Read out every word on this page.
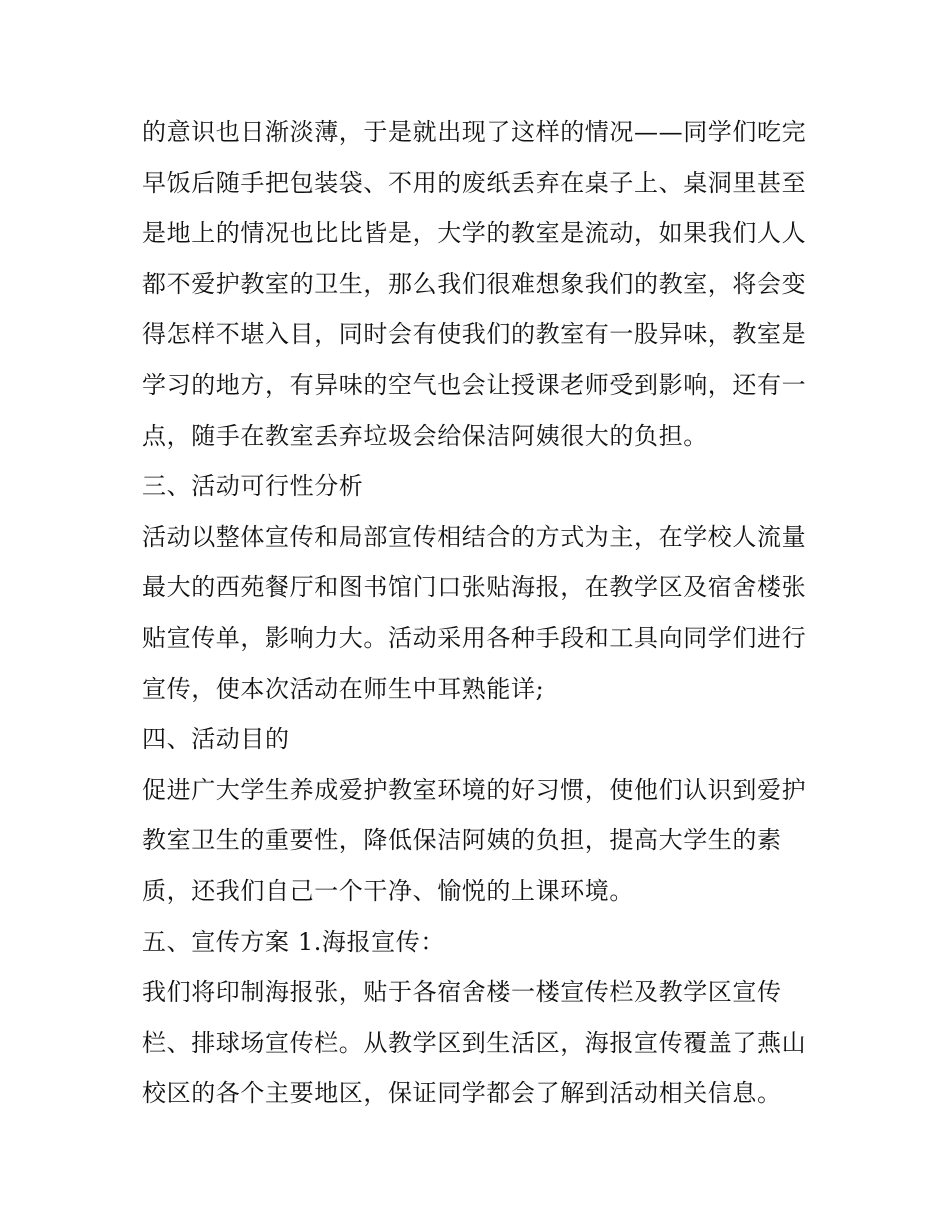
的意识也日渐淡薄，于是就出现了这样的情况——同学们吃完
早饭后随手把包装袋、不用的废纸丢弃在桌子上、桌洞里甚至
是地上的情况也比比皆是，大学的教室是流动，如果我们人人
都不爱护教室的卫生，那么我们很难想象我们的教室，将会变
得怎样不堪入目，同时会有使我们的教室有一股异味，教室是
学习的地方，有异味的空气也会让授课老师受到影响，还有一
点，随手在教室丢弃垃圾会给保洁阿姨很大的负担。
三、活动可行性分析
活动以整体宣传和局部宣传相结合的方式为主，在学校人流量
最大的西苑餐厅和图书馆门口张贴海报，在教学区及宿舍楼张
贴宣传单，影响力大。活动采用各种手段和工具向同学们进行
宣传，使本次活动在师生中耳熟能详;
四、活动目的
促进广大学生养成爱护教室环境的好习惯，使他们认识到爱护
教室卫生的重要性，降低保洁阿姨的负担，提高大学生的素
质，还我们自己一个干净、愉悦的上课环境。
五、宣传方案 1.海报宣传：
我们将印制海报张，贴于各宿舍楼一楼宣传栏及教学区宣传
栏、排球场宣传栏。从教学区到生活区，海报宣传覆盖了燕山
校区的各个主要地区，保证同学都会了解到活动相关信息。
#####
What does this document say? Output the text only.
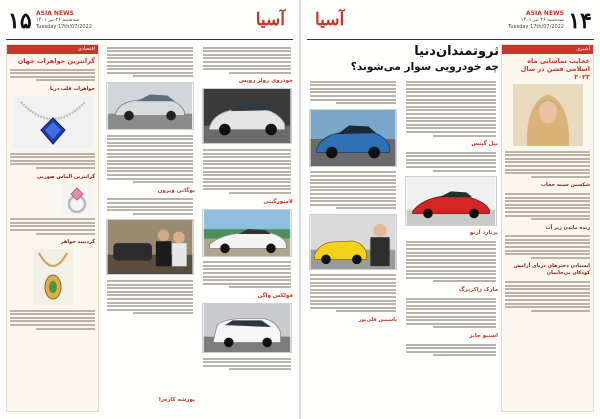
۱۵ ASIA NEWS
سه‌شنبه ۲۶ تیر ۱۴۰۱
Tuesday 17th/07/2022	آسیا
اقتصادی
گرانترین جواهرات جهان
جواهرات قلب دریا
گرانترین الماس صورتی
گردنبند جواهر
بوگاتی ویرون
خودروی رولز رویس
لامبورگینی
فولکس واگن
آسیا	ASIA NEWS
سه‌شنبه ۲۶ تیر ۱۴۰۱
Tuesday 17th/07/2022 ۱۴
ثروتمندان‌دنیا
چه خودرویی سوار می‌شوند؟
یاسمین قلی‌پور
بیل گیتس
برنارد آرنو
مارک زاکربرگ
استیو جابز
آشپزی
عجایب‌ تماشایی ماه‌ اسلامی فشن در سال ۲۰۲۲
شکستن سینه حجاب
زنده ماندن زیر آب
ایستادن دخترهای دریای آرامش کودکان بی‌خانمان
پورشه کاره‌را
#####
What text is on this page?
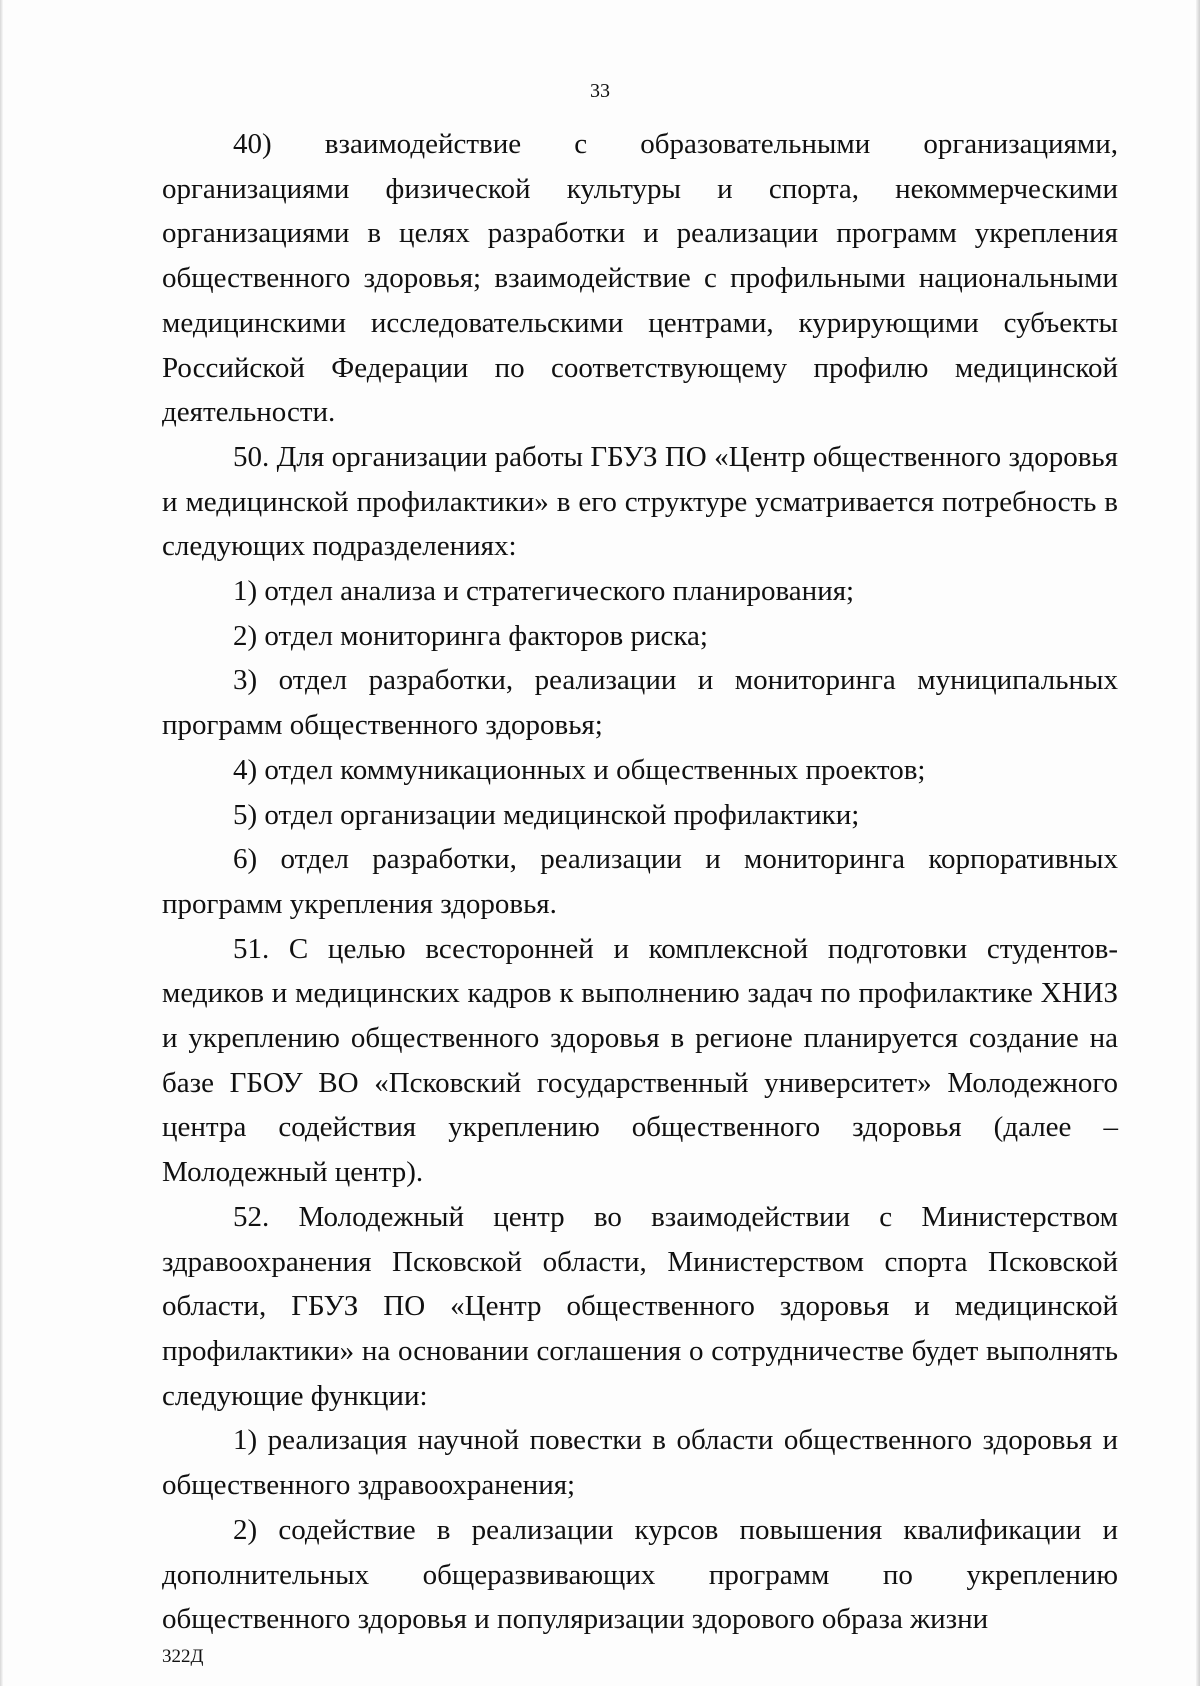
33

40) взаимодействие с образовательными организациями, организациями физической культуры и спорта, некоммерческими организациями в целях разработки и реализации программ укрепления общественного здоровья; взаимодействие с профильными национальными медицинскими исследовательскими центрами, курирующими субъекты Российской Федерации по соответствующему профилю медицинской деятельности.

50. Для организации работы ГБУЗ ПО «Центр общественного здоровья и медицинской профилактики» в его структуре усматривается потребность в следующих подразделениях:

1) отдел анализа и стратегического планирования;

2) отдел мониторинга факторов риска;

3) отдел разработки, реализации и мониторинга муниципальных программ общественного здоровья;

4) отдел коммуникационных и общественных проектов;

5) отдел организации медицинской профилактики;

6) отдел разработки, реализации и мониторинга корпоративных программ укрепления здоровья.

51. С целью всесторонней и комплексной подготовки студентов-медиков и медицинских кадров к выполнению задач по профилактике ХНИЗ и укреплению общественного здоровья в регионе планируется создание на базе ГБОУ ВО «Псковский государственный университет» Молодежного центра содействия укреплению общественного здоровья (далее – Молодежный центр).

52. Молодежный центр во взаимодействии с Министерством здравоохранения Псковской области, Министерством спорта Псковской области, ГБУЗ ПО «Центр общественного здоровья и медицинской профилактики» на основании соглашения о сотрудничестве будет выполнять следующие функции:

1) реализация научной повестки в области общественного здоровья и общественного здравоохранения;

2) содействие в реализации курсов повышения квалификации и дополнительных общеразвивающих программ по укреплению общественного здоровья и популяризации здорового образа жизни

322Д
#####
● Exercise: Copy each line from the records above that includes the string "программ".

● Written solution:
40) взаимодействие с образовательными организациями, организациями физической культуры и спорта, некоммерческими организациями в целях разработки и реализации программ укрепления общественного здоровья; взаимодействие с профильными национальными медицинскими исследовательскими центрами, курирующими субъекты Российской Федерации по соответствующему профилю медицинской деятельности.
3) отдел разработки, реализации и мониторинга муниципальных программ общественного здоровья;
6) отдел разработки, реализации и мониторинга корпоративных программ укрепления здоровья.
2) содействие в реализации курсов повышения квалификации и дополнительных общеразвивающих программ по укреплению общественного здоровья и популяризации здорового образа жизни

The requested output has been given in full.